■ Your task
From the entries that follow, extract each line holding the string "name".

■ Rows from a figure dataset
————
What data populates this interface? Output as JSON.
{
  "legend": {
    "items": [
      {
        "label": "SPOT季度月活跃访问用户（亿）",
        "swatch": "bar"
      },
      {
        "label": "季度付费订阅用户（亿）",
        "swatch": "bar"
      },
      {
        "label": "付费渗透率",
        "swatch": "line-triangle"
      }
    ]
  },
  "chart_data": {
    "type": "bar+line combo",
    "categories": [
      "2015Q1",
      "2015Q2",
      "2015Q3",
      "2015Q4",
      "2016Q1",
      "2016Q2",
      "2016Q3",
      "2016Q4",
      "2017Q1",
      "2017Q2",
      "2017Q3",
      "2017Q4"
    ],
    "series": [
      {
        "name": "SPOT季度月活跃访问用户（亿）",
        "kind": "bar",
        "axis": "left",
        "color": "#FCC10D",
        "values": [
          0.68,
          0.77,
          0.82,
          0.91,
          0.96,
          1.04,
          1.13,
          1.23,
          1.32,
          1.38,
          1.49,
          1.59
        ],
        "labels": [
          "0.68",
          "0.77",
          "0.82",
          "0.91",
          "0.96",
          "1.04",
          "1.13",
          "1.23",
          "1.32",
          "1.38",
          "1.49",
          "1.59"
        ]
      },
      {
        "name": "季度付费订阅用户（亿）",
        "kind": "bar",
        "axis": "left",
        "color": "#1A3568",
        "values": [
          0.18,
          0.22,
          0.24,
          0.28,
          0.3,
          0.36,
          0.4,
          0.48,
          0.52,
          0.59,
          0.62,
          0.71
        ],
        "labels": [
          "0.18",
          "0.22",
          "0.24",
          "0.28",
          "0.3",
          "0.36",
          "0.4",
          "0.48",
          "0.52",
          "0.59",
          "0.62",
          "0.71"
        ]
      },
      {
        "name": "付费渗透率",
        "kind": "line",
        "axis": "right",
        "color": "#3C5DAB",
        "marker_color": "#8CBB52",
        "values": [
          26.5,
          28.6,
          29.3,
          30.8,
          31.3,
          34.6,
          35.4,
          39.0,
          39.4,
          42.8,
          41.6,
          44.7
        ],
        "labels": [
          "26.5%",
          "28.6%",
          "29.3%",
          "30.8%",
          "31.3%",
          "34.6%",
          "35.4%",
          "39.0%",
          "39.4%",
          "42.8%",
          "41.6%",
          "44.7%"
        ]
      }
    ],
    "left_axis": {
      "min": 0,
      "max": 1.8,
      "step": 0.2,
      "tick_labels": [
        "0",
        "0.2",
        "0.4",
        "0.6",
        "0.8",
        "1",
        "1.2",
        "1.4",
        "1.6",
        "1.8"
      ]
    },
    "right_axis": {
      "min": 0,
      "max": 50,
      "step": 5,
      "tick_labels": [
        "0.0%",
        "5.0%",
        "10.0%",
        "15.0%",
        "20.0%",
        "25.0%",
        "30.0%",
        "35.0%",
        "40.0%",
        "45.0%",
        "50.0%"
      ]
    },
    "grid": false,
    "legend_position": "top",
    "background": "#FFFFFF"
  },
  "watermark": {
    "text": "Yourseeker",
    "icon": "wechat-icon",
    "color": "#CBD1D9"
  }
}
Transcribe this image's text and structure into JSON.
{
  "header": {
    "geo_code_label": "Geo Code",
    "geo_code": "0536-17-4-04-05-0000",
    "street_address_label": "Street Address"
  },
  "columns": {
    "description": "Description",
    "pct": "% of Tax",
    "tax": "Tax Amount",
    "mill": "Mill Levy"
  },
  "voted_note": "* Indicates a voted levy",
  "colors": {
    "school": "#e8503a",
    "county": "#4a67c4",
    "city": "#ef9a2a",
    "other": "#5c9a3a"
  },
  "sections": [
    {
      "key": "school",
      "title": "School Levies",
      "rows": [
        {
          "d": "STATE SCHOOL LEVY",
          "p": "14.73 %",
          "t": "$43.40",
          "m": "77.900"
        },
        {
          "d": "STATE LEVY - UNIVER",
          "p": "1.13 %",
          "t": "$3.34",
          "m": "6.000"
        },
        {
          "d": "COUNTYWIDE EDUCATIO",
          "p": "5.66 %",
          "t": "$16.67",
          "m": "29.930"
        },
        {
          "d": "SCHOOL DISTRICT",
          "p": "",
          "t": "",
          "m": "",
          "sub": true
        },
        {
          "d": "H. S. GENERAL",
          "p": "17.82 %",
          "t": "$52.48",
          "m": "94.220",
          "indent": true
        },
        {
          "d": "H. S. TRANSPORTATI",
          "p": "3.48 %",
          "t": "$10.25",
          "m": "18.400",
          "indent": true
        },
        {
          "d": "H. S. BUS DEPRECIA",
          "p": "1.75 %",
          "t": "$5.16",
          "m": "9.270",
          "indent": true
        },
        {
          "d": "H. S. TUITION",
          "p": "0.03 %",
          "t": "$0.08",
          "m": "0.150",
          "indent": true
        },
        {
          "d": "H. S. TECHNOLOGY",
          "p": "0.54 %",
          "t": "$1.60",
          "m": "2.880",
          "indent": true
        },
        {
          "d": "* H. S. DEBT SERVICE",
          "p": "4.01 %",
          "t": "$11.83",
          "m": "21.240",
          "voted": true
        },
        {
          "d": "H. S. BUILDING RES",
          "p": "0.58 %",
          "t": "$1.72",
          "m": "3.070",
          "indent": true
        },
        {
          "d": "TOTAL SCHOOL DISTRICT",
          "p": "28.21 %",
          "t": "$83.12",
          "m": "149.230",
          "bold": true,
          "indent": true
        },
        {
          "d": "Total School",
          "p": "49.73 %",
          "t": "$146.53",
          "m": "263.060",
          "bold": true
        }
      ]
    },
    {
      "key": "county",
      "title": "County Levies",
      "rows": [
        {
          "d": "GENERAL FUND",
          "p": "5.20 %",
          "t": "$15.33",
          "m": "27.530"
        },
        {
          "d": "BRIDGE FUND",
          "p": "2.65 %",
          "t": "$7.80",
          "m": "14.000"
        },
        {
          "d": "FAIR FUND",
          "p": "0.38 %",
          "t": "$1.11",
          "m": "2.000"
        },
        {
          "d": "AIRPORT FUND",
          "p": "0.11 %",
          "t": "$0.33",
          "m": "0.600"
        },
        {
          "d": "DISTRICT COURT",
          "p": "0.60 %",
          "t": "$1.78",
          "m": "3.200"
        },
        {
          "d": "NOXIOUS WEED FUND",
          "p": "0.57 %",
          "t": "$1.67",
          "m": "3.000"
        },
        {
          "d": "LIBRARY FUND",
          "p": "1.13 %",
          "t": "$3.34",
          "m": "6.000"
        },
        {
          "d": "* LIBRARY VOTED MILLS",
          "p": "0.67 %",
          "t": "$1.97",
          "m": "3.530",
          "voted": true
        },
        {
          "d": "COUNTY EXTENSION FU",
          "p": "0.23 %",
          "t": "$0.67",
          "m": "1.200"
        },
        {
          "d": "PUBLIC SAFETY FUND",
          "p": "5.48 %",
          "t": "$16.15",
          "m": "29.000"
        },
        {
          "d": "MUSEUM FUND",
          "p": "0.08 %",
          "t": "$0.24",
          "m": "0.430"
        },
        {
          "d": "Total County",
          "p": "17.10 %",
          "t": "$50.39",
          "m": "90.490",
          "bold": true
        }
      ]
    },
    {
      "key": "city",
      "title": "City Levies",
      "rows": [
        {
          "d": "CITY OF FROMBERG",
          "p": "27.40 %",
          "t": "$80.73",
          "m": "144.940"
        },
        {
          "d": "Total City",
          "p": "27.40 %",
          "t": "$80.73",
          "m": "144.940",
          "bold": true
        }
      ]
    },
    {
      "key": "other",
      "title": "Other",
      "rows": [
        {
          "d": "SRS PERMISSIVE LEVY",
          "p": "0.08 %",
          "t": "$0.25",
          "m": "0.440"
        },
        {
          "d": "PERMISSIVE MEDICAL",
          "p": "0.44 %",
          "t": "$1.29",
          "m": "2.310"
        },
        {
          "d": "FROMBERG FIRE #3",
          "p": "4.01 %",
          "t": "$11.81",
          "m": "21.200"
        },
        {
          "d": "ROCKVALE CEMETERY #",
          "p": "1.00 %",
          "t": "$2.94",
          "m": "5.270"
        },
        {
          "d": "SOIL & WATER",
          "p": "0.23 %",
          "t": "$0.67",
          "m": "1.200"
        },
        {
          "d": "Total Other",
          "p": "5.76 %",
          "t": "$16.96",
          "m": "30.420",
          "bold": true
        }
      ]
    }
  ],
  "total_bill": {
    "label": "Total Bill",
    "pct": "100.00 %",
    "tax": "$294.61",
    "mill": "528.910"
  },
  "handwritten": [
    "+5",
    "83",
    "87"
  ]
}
————
■ Output of the task
        "name": "SPOT季度月活跃访问用户（亿）",
        "name": "季度付费订阅用户（亿）",
        "name": "付费渗透率",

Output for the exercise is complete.